_Aim_
Check each line of the material. Copy those containing "Peter".

Data excerpts
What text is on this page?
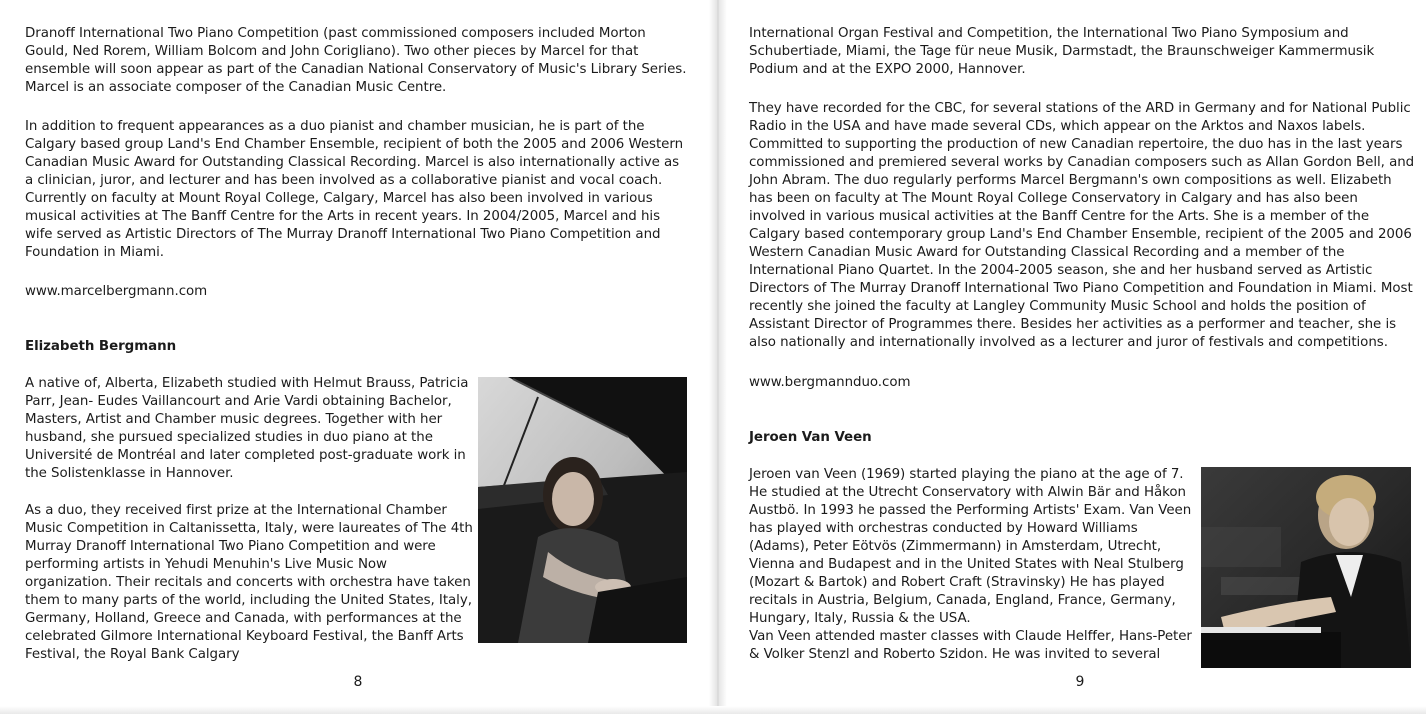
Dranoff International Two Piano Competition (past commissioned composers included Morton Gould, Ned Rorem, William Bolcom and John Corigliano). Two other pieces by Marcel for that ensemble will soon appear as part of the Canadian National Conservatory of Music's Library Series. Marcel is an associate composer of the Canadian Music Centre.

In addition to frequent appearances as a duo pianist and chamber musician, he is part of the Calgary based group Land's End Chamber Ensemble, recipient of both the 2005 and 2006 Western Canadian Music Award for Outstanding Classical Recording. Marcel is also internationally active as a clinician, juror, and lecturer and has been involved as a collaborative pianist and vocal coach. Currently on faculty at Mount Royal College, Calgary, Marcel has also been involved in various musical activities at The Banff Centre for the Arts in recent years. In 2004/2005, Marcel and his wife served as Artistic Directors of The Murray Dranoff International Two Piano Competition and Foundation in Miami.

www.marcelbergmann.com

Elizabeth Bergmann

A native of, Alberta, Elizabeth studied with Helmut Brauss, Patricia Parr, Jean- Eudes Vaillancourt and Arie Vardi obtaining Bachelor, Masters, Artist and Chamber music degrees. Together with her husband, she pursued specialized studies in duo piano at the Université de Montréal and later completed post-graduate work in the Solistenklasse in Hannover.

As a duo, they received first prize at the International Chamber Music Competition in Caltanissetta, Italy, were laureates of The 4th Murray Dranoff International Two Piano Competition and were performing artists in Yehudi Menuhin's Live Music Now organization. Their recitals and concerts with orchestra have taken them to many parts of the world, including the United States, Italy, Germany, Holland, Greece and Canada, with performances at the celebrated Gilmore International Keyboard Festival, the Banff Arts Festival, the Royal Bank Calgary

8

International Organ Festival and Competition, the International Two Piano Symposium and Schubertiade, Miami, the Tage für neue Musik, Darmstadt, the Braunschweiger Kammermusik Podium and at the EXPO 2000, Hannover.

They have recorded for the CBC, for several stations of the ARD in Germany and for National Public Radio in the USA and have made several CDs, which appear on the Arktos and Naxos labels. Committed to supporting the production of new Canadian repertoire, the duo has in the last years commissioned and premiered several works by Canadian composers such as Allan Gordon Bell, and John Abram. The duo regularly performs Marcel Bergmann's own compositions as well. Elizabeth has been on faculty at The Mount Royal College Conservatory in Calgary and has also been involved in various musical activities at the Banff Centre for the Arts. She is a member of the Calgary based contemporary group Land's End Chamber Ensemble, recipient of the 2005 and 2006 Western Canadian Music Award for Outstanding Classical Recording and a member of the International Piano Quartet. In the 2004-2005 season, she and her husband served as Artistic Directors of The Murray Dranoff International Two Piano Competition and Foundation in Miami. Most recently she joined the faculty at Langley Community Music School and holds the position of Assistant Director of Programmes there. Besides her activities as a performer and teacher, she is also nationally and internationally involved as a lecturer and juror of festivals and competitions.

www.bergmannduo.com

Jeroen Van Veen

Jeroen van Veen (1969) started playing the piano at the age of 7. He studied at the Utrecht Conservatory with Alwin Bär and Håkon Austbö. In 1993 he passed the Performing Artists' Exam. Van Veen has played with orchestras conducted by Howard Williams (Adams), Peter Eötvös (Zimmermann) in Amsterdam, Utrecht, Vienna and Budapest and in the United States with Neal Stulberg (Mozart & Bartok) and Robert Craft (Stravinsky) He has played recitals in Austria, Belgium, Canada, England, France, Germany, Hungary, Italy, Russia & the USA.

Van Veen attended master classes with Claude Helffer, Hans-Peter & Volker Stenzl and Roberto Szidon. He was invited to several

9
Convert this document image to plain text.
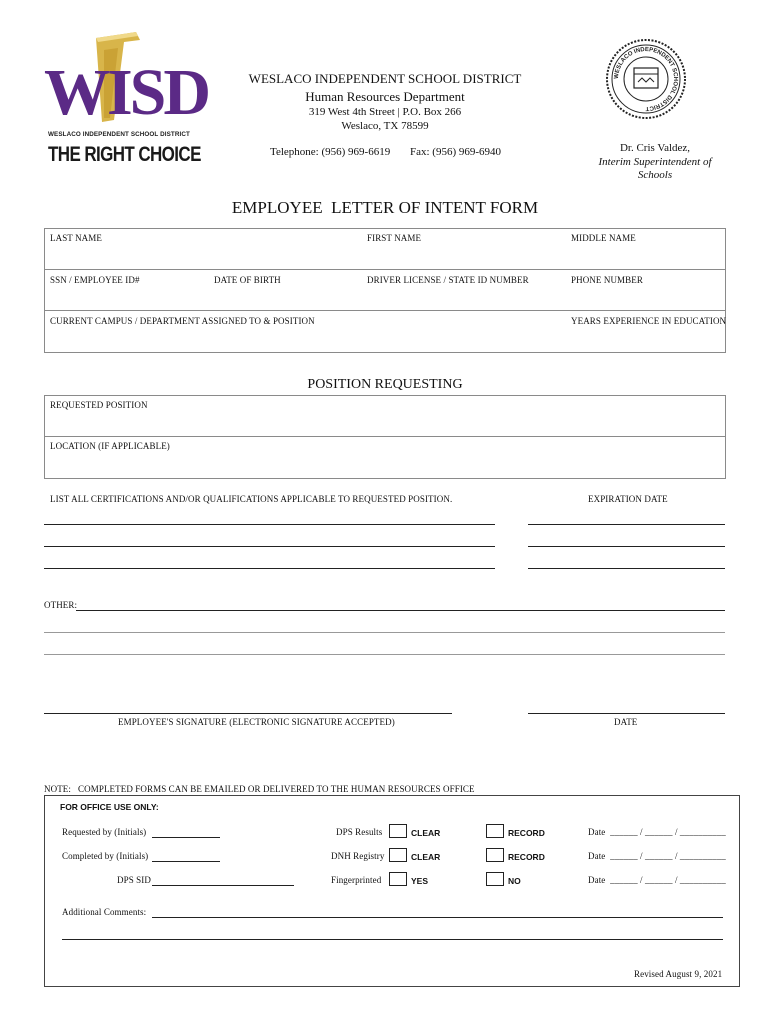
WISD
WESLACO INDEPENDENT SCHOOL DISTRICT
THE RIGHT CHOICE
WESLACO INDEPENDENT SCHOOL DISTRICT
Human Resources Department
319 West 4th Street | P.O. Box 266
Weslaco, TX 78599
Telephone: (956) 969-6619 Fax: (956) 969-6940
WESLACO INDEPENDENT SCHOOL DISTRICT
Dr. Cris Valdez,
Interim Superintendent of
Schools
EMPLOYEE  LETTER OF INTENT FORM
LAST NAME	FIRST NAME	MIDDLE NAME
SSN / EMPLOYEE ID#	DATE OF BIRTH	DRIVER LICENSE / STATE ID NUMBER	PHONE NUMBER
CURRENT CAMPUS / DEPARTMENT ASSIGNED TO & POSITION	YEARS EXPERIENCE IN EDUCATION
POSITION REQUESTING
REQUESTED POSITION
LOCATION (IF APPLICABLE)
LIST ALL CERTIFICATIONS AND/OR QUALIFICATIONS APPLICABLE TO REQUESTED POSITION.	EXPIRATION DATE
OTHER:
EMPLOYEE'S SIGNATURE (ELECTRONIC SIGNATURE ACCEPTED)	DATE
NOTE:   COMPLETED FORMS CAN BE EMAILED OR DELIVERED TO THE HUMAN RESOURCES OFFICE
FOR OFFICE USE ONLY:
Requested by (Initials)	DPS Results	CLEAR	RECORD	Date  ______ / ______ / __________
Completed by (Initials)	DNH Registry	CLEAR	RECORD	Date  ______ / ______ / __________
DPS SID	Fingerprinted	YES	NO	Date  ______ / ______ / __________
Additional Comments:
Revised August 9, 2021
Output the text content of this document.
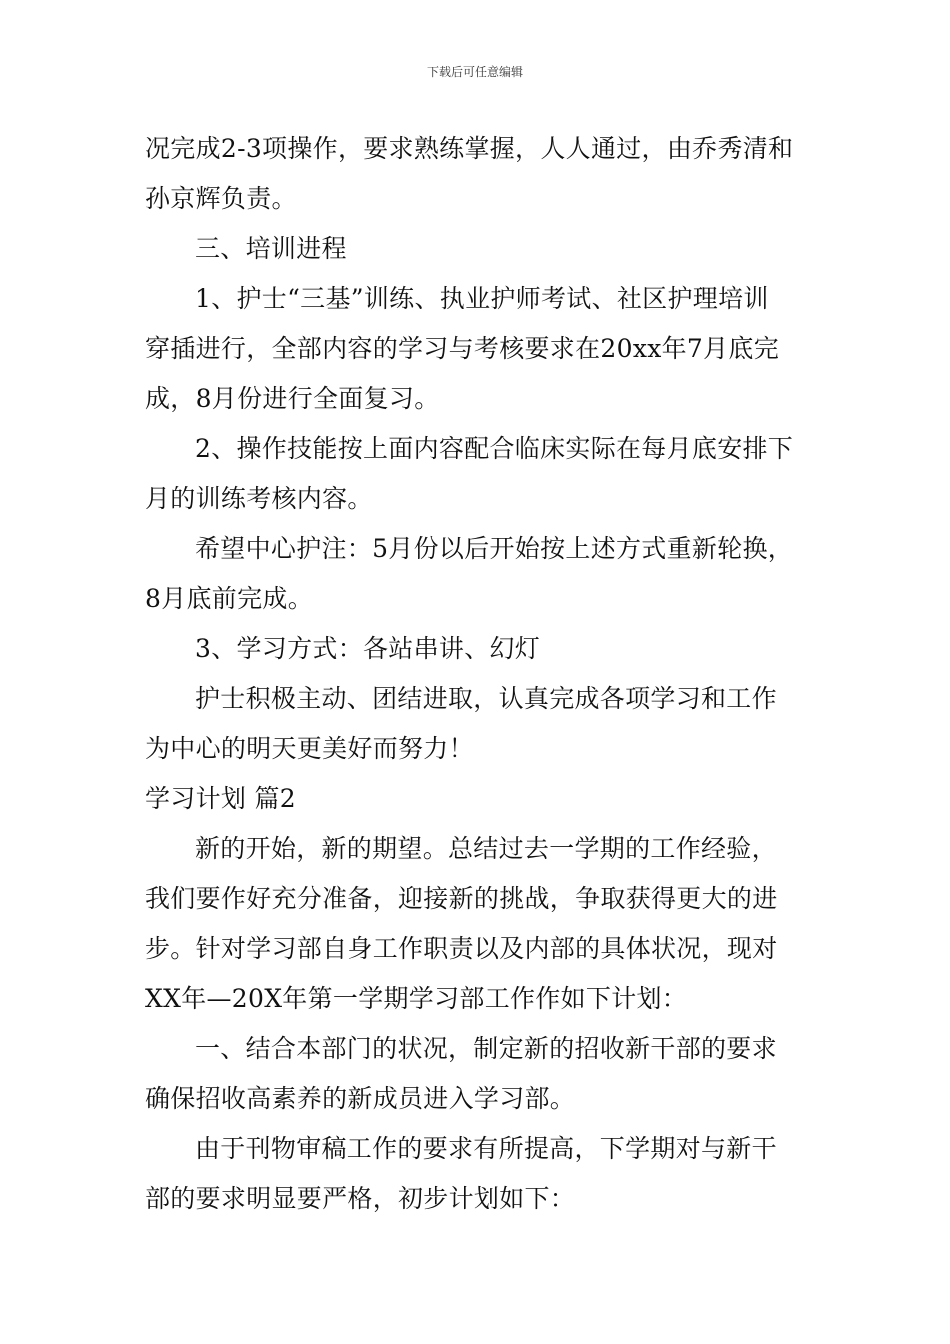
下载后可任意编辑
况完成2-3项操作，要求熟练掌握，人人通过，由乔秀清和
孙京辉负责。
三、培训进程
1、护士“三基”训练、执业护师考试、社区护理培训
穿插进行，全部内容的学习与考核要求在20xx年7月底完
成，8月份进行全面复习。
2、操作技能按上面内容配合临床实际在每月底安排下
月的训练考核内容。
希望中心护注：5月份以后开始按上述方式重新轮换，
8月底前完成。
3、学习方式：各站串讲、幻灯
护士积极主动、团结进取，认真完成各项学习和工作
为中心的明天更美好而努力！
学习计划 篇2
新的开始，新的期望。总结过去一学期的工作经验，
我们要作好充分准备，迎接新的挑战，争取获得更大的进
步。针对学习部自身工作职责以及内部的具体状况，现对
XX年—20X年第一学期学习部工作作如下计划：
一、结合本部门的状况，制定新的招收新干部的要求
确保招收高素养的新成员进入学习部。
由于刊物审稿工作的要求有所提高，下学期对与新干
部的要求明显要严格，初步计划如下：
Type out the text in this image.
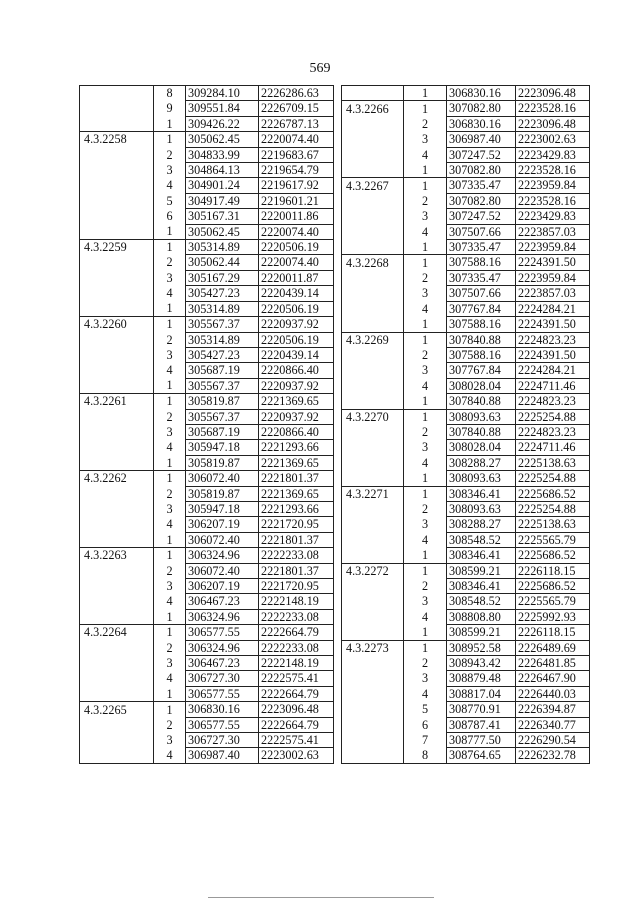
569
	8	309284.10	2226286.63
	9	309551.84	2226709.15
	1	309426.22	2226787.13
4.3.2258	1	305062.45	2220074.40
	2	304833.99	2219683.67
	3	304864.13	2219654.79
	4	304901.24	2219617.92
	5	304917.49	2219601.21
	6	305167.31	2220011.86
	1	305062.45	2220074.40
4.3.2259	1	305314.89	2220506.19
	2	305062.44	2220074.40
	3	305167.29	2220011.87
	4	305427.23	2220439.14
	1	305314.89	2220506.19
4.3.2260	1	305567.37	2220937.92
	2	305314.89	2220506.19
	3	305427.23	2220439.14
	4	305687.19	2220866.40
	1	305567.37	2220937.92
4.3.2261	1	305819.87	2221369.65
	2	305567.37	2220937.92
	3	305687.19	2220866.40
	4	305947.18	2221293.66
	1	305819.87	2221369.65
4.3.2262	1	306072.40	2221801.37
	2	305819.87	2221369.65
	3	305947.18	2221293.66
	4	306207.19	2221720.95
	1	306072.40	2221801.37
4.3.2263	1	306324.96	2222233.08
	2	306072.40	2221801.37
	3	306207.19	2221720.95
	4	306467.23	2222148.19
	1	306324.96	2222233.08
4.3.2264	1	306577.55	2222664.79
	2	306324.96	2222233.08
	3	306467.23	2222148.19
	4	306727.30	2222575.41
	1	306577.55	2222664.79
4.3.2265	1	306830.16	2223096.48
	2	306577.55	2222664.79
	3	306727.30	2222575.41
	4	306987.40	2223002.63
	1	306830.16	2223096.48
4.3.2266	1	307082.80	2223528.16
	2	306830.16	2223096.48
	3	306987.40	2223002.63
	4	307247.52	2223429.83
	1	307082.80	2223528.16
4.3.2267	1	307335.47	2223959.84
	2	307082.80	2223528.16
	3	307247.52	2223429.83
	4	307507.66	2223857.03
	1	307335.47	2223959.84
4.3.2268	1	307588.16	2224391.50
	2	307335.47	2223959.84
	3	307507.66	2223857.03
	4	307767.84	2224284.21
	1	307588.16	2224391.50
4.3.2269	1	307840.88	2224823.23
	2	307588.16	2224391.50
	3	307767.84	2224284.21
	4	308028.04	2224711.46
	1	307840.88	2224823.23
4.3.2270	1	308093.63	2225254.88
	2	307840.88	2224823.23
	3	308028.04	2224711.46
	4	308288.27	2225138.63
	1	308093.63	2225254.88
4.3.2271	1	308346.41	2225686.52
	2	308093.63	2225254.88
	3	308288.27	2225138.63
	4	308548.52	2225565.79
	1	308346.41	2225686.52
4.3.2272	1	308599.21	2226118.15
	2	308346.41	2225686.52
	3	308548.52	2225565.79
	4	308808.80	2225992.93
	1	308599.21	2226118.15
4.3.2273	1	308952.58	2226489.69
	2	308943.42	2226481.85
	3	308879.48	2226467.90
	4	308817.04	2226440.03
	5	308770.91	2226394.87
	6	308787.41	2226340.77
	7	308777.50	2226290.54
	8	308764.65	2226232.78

_The answer_
Jeroen van Veen (1969) started playing the piano at the age of 7. He studied at the Utrecht Conservatory with Alwin Bär and Håkon Austbö. In 1993 he passed the Performing Artists' Exam. Van Veen has played with orchestras conducted by Howard Williams (Adams), Peter Eötvös (Zimmermann) in Amsterdam, Utrecht, Vienna and Budapest and in the United States with Neal Stulberg (Mozart & Bartok) and Robert Craft (Stravinsky) He has played recitals in Austria, Belgium, Canada, England, France, Germany, Hungary, Italy, Russia & the USA.
Van Veen attended master classes with Claude Helffer, Hans-Peter & Volker Stenzl and Roberto Szidon. He was invited to several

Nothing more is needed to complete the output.